>> Start PROVIDED RECORDS
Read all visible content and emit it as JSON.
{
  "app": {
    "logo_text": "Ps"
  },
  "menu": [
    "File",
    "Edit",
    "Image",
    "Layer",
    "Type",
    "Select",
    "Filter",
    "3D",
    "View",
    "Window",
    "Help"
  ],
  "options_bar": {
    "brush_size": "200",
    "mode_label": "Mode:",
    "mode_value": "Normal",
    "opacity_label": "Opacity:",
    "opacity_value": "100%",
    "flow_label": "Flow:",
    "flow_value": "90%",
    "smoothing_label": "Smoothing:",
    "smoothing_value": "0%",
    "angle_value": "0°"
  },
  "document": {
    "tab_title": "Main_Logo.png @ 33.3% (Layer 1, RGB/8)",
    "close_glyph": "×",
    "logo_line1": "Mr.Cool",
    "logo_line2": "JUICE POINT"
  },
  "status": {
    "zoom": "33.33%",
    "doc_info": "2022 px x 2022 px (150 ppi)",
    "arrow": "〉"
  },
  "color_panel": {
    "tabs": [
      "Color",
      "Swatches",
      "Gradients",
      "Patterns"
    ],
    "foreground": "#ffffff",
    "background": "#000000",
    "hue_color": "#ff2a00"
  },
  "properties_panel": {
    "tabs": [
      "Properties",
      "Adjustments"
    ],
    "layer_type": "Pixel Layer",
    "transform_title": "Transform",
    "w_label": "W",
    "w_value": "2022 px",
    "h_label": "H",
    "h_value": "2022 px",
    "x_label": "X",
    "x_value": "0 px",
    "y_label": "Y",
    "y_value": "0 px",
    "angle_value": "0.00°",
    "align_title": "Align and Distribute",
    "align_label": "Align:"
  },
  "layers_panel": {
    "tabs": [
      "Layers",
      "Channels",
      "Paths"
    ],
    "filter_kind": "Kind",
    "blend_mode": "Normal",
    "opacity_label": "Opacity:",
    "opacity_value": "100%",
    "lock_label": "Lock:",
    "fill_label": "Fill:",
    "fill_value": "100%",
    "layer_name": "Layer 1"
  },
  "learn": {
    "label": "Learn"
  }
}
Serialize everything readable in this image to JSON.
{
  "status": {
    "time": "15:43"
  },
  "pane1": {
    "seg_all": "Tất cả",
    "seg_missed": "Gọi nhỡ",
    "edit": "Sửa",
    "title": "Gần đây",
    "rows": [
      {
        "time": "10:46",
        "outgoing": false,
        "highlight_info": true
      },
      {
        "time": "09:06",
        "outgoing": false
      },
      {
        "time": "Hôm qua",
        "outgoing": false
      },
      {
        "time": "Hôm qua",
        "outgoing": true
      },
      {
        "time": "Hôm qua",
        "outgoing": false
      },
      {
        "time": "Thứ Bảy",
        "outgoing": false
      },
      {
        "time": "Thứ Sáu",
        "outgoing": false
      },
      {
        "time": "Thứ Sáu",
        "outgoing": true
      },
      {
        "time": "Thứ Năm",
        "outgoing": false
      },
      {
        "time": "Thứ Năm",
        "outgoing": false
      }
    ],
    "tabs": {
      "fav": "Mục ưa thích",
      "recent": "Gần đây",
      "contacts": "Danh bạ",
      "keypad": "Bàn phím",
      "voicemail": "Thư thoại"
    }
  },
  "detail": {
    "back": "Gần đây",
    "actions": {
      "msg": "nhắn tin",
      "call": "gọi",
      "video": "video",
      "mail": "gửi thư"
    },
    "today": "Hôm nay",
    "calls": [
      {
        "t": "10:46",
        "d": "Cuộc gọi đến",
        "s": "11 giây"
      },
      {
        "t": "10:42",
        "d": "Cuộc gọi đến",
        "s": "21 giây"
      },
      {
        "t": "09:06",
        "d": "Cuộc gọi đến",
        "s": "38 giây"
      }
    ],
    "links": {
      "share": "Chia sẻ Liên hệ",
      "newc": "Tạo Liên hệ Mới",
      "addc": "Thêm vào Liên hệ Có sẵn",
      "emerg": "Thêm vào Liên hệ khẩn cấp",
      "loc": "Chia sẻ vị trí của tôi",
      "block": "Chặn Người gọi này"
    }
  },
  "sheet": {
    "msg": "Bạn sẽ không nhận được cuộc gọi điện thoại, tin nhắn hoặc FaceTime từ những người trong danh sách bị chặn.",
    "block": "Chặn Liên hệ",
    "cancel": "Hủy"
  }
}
>> End PROVIDED RECORDS
Extract the complete listing above, reproducing each line exactly.

FULL SOLUTION:
Read all visible content and emit it as JSON.
{
  "app": {
    "logo_text": "Ps"
  },
  "menu": [
    "File",
    "Edit",
    "Image",
    "Layer",
    "Type",
    "Select",
    "Filter",
    "3D",
    "View",
    "Window",
    "Help"
  ],
  "options_bar": {
    "brush_size": "200",
    "mode_label": "Mode:",
    "mode_value": "Normal",
    "opacity_label": "Opacity:",
    "opacity_value": "100%",
    "flow_label": "Flow:",
    "flow_value": "90%",
    "smoothing_label": "Smoothing:",
    "smoothing_value": "0%",
    "angle_value": "0°"
  },
  "document": {
    "tab_title": "Main_Logo.png @ 33.3% (Layer 1, RGB/8)",
    "close_glyph": "×",
    "logo_line1": "Mr.Cool",
    "logo_line2": "JUICE POINT"
  },
  "status": {
    "zoom": "33.33%",
    "doc_info": "2022 px x 2022 px (150 ppi)",
    "arrow": "〉"
  },
  "color_panel": {
    "tabs": [
      "Color",
      "Swatches",
      "Gradients",
      "Patterns"
    ],
    "foreground": "#ffffff",
    "background": "#000000",
    "hue_color": "#ff2a00"
  },
  "properties_panel": {
    "tabs": [
      "Properties",
      "Adjustments"
    ],
    "layer_type": "Pixel Layer",
    "transform_title": "Transform",
    "w_label": "W",
    "w_value": "2022 px",
    "h_label": "H",
    "h_value": "2022 px",
    "x_label": "X",
    "x_value": "0 px",
    "y_label": "Y",
    "y_value": "0 px",
    "angle_value": "0.00°",
    "align_title": "Align and Distribute",
    "align_label": "Align:"
  },
  "layers_panel": {
    "tabs": [
      "Layers",
      "Channels",
      "Paths"
    ],
    "filter_kind": "Kind",
    "blend_mode": "Normal",
    "opacity_label": "Opacity:",
    "opacity_value": "100%",
    "lock_label": "Lock:",
    "fill_label": "Fill:",
    "fill_value": "100%",
    "layer_name": "Layer 1"
  },
  "learn": {
    "label": "Learn"
  }
}
Serialize everything readable in this image to JSON.
{
  "status": {
    "time": "15:43"
  },
  "pane1": {
    "seg_all": "Tất cả",
    "seg_missed": "Gọi nhỡ",
    "edit": "Sửa",
    "title": "Gần đây",
    "rows": [
      {
        "time": "10:46",
        "outgoing": false,
        "highlight_info": true
      },
      {
        "time": "09:06",
        "outgoing": false
      },
      {
        "time": "Hôm qua",
        "outgoing": false
      },
      {
        "time": "Hôm qua",
        "outgoing": true
      },
      {
        "time": "Hôm qua",
        "outgoing": false
      },
      {
        "time": "Thứ Bảy",
        "outgoing": false
      },
      {
        "time": "Thứ Sáu",
        "outgoing": false
      },
      {
        "time": "Thứ Sáu",
        "outgoing": true
      },
      {
        "time": "Thứ Năm",
        "outgoing": false
      },
      {
        "time": "Thứ Năm",
        "outgoing": false
      }
    ],
    "tabs": {
      "fav": "Mục ưa thích",
      "recent": "Gần đây",
      "contacts": "Danh bạ",
      "keypad": "Bàn phím",
      "voicemail": "Thư thoại"
    }
  },
  "detail": {
    "back": "Gần đây",
    "actions": {
      "msg": "nhắn tin",
      "call": "gọi",
      "video": "video",
      "mail": "gửi thư"
    },
    "today": "Hôm nay",
    "calls": [
      {
        "t": "10:46",
        "d": "Cuộc gọi đến",
        "s": "11 giây"
      },
      {
        "t": "10:42",
        "d": "Cuộc gọi đến",
        "s": "21 giây"
      },
      {
        "t": "09:06",
        "d": "Cuộc gọi đến",
        "s": "38 giây"
      }
    ],
    "links": {
      "share": "Chia sẻ Liên hệ",
      "newc": "Tạo Liên hệ Mới",
      "addc": "Thêm vào Liên hệ Có sẵn",
      "emerg": "Thêm vào Liên hệ khẩn cấp",
      "loc": "Chia sẻ vị trí của tôi",
      "block": "Chặn Người gọi này"
    }
  },
  "sheet": {
    "msg": "Bạn sẽ không nhận được cuộc gọi điện thoại, tin nhắn hoặc FaceTime từ những người trong danh sách bị chặn.",
    "block": "Chặn Liên hệ",
    "cancel": "Hủy"
  }
}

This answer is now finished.